Saved data entries
* * *

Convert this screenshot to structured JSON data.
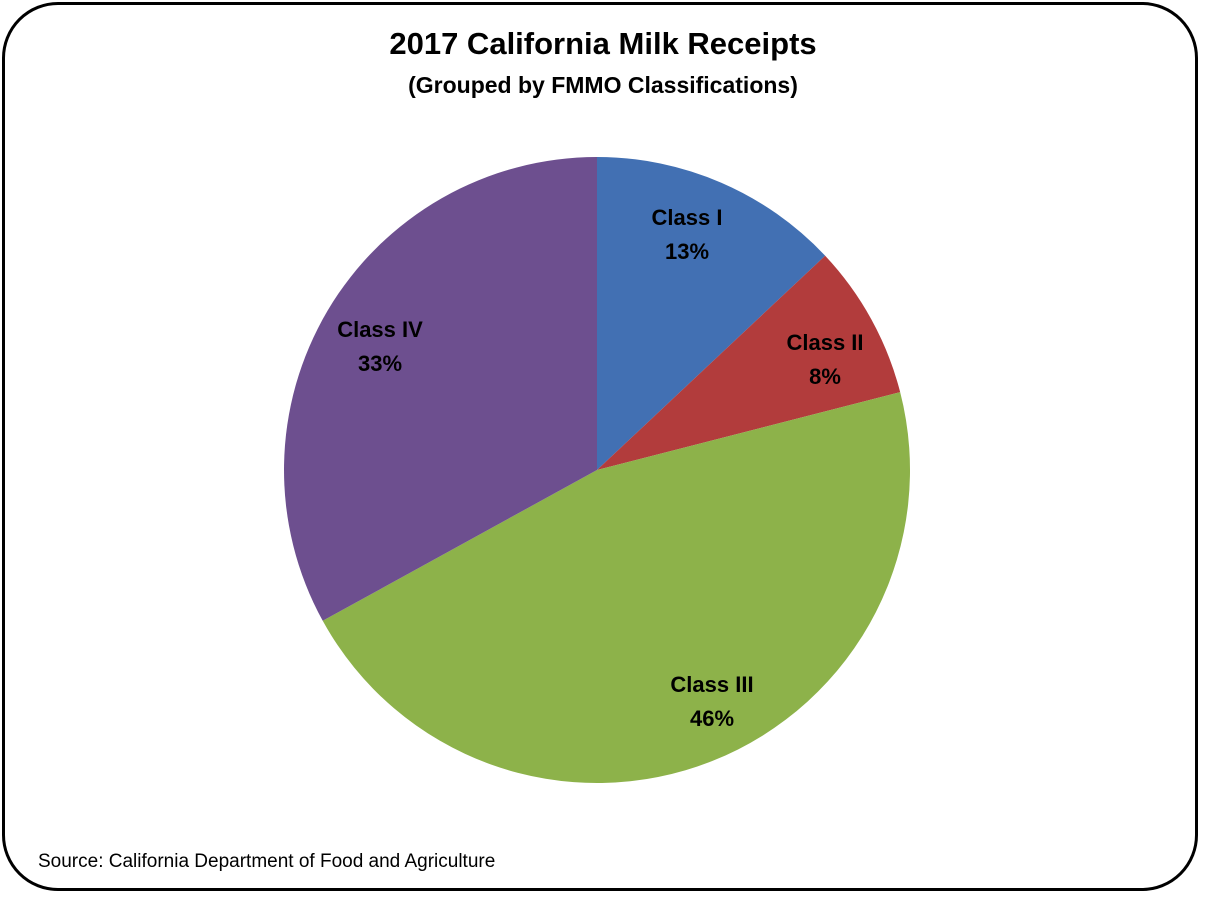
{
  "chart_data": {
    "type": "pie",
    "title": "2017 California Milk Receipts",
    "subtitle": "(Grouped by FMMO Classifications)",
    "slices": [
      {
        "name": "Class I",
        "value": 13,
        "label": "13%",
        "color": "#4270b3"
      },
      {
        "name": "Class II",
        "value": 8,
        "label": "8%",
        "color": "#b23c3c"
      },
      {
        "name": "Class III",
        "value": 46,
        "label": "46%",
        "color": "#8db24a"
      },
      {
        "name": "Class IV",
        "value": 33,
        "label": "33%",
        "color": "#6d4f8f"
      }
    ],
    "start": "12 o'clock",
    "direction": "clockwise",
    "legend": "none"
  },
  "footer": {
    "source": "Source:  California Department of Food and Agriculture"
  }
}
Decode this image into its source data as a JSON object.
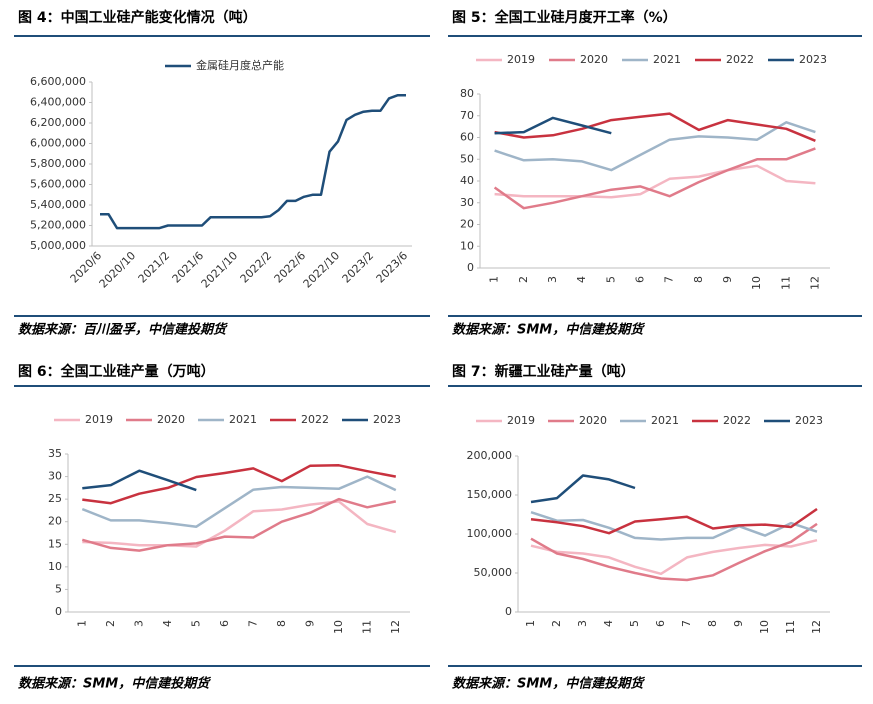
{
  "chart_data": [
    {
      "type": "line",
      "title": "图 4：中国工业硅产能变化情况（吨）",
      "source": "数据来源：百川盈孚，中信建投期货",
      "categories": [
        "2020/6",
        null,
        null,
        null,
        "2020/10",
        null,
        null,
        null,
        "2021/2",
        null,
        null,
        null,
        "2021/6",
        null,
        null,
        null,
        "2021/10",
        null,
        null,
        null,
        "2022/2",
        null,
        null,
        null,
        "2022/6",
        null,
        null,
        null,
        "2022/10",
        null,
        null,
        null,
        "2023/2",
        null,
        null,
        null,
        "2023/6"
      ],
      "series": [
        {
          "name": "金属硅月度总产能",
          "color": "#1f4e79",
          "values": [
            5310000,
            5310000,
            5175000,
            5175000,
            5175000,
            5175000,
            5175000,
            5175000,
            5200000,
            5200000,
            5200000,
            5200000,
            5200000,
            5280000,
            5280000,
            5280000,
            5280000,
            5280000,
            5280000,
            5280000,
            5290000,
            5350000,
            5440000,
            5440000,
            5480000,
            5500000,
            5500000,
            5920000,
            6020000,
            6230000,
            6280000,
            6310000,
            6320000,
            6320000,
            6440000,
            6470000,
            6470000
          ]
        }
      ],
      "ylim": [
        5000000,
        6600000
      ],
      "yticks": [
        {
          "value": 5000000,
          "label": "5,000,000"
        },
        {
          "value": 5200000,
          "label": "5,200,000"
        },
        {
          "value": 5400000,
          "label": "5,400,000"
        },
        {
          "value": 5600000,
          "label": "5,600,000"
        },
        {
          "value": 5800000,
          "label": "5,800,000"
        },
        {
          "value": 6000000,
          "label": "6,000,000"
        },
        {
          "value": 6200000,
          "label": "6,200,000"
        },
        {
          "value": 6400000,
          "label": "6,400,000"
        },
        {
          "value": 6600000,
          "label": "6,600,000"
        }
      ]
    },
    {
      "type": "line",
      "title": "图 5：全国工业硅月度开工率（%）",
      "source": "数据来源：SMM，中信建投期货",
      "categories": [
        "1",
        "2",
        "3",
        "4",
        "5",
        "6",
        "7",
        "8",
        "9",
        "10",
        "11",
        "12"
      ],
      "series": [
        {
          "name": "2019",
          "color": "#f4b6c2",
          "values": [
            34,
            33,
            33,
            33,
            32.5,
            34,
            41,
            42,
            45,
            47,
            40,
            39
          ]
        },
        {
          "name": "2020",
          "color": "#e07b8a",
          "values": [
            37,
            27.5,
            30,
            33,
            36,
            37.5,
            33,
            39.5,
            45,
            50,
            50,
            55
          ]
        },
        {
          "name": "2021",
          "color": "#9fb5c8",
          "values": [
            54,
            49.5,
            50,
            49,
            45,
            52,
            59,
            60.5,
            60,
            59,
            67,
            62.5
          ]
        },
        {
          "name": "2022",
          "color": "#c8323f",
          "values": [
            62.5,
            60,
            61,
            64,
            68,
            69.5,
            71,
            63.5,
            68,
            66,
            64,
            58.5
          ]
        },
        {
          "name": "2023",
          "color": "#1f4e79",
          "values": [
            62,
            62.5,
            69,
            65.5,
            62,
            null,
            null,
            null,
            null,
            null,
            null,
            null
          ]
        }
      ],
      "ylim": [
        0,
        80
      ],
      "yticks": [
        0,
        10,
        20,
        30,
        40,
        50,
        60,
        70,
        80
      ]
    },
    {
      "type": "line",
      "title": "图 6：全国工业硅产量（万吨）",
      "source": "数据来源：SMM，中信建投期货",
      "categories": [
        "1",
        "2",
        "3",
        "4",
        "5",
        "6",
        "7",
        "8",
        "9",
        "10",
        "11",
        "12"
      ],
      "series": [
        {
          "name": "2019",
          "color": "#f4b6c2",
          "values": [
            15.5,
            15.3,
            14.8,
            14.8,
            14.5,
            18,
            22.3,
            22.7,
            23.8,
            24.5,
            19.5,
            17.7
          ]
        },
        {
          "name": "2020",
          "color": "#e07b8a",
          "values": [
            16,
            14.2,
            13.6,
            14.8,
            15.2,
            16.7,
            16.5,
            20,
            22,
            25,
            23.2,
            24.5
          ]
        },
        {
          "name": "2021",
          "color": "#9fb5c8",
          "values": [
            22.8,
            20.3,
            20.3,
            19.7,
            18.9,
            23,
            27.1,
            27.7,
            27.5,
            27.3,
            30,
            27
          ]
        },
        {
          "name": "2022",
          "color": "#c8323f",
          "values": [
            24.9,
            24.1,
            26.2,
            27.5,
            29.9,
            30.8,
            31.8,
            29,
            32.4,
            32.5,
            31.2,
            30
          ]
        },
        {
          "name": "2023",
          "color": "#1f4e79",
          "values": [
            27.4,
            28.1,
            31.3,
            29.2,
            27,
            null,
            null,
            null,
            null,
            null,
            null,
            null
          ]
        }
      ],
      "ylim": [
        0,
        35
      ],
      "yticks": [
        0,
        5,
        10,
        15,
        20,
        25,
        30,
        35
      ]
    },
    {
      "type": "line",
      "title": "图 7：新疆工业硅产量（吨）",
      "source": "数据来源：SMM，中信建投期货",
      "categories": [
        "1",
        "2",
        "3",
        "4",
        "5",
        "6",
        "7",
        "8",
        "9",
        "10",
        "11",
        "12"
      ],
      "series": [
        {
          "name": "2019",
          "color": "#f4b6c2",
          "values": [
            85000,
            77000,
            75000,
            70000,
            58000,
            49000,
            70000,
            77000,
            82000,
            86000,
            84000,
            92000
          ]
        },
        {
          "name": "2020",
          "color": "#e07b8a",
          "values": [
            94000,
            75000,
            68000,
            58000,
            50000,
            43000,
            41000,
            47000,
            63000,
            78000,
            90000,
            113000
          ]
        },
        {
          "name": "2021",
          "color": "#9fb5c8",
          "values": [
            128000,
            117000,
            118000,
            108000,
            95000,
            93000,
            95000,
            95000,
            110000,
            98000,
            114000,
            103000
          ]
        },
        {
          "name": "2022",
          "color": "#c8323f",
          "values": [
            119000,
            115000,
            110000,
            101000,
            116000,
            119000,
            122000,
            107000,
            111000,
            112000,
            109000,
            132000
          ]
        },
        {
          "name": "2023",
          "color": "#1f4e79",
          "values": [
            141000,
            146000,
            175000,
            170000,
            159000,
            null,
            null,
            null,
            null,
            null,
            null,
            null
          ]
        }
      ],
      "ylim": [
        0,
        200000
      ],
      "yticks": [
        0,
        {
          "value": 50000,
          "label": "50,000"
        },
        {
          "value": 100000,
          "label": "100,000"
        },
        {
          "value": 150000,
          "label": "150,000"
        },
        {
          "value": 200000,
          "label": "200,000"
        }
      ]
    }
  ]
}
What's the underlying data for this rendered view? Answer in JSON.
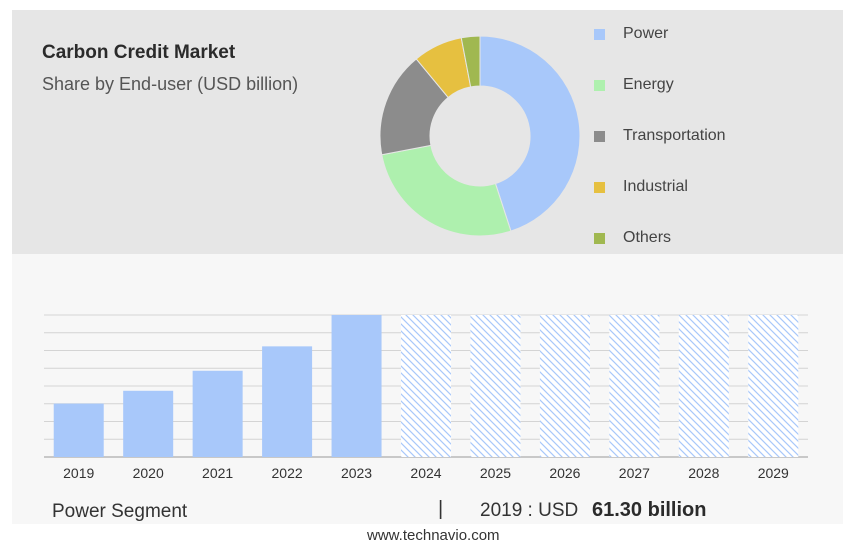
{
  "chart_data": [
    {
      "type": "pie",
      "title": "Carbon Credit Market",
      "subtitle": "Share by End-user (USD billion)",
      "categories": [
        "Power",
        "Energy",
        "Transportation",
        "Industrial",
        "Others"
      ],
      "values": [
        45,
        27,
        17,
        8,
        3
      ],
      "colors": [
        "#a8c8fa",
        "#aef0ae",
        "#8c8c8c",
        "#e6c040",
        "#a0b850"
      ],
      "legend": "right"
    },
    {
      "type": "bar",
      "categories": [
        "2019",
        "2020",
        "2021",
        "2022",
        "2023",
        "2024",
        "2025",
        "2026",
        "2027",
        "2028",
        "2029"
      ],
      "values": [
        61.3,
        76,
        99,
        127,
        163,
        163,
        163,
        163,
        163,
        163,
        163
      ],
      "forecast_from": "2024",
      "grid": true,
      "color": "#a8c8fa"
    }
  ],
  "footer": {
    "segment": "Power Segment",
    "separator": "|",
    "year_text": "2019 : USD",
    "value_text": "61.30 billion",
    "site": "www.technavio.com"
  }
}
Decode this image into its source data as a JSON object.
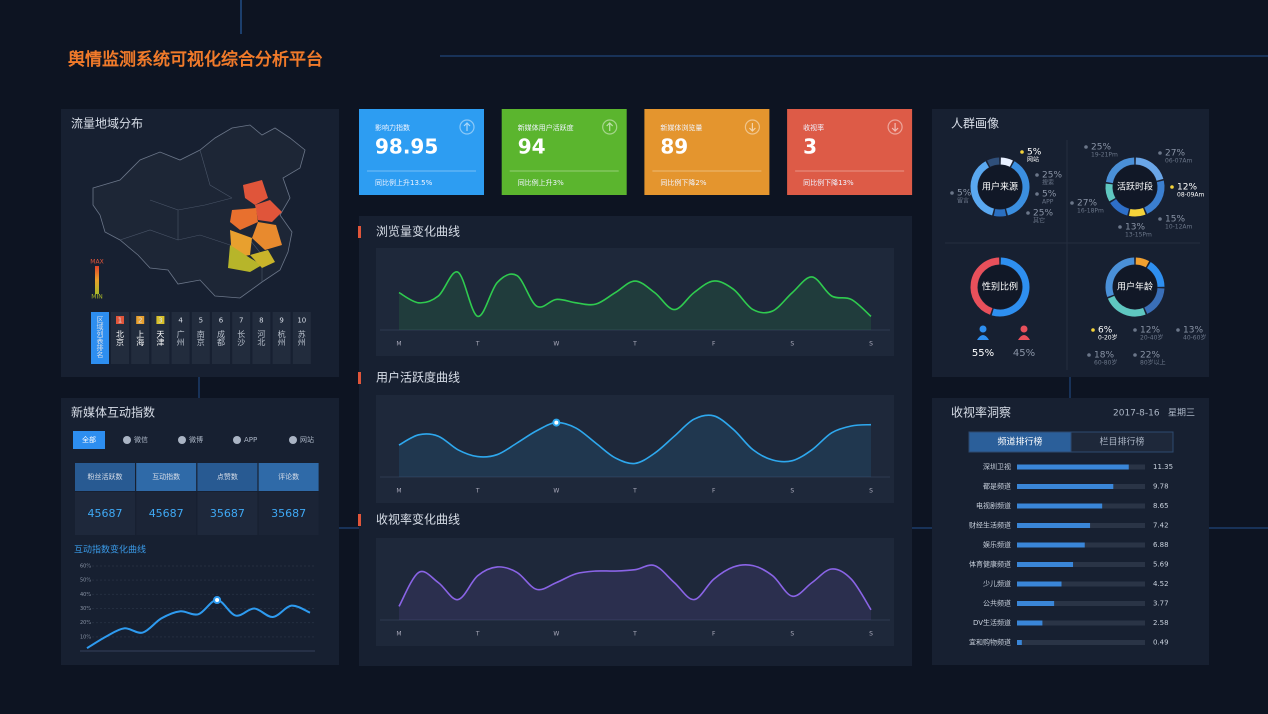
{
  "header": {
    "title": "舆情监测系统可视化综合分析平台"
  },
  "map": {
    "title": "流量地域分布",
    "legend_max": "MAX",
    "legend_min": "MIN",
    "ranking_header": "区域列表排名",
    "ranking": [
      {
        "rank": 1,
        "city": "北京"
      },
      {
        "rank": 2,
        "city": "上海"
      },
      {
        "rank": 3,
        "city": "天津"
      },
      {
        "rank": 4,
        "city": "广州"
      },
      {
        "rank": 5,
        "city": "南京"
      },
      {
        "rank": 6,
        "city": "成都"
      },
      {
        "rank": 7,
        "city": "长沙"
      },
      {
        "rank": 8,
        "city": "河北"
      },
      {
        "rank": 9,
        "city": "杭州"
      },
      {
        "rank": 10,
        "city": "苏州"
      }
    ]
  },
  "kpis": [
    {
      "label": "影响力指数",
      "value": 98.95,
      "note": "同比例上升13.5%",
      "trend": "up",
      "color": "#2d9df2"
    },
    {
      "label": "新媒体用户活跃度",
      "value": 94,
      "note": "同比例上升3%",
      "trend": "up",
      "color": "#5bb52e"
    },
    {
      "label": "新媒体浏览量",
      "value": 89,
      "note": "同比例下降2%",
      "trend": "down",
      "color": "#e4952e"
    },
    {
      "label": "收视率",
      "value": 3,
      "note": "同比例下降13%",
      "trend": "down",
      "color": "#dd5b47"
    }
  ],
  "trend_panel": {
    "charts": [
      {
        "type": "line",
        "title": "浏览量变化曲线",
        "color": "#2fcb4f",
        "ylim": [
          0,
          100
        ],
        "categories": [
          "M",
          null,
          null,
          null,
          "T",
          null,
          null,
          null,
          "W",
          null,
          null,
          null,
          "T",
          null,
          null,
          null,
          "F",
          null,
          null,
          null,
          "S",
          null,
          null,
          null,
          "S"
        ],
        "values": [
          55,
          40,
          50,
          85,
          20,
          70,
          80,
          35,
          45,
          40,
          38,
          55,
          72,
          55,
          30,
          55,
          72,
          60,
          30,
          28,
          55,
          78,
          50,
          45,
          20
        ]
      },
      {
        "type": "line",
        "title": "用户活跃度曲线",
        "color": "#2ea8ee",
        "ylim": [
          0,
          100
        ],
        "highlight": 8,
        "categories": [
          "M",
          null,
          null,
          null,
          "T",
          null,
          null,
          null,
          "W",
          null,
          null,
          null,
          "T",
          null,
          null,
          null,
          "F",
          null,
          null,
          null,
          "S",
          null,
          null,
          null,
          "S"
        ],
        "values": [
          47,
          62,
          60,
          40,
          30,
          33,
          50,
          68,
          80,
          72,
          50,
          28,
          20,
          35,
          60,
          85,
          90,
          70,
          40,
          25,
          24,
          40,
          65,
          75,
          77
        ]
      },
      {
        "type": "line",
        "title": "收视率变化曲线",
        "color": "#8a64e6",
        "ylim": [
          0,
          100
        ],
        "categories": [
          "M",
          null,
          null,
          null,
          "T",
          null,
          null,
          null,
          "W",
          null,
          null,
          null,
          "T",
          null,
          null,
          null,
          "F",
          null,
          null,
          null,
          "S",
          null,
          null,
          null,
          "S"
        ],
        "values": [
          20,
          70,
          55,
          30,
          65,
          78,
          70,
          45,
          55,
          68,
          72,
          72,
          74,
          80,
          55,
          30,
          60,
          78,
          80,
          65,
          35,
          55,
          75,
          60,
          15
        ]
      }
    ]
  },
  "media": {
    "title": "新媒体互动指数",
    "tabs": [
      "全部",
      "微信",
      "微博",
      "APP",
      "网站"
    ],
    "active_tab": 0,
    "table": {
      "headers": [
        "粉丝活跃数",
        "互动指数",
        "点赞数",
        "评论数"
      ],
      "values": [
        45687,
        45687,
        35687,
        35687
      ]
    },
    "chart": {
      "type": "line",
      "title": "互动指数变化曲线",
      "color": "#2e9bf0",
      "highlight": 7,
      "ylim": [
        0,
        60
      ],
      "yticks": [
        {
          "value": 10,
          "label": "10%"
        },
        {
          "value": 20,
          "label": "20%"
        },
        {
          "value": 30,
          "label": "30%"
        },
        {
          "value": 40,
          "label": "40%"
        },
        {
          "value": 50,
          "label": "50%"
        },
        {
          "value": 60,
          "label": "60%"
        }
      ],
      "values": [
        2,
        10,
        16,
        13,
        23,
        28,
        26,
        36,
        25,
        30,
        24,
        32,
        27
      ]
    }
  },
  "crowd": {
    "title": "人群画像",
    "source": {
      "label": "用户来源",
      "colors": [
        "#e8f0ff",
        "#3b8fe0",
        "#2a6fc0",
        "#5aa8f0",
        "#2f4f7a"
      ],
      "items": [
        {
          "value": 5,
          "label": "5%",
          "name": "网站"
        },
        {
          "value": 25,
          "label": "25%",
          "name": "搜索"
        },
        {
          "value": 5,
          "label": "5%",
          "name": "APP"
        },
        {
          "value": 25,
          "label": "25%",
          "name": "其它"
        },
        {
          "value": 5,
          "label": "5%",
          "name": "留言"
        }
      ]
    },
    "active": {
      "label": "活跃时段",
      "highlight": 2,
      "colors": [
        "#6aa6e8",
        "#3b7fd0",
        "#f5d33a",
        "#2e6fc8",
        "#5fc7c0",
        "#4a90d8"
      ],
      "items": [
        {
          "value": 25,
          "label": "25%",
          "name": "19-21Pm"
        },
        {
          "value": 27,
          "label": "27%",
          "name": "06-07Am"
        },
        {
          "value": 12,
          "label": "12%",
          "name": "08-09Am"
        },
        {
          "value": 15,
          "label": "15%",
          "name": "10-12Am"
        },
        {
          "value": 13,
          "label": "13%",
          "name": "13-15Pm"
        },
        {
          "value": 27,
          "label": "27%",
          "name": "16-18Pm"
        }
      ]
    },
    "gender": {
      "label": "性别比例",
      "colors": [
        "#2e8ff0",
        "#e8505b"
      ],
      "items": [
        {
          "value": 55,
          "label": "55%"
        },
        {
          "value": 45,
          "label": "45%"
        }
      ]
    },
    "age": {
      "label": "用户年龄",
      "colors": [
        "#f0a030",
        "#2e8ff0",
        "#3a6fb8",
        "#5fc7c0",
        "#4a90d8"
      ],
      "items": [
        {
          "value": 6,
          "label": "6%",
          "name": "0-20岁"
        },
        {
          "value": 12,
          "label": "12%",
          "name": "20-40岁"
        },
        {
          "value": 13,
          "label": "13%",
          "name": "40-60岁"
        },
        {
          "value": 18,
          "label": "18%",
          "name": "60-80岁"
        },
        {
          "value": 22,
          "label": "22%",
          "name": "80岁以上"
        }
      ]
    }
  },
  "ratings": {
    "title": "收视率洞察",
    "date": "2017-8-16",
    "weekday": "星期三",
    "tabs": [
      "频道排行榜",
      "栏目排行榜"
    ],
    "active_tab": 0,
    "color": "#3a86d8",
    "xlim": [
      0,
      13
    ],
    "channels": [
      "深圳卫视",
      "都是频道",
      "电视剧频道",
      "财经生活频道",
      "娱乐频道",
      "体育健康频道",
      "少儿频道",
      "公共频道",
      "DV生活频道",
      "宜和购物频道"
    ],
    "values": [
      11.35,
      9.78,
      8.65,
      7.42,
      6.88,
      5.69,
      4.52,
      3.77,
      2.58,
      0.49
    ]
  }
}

* * *

§ WHAT YOU WILL DO: Gather all lines with the string "subtitle" from the data.

§ TASK ANSWER:
    "subtitle": "(Grouped by FMMO Classifications)",
      "subtitle": "Share by End-user (USD billion)",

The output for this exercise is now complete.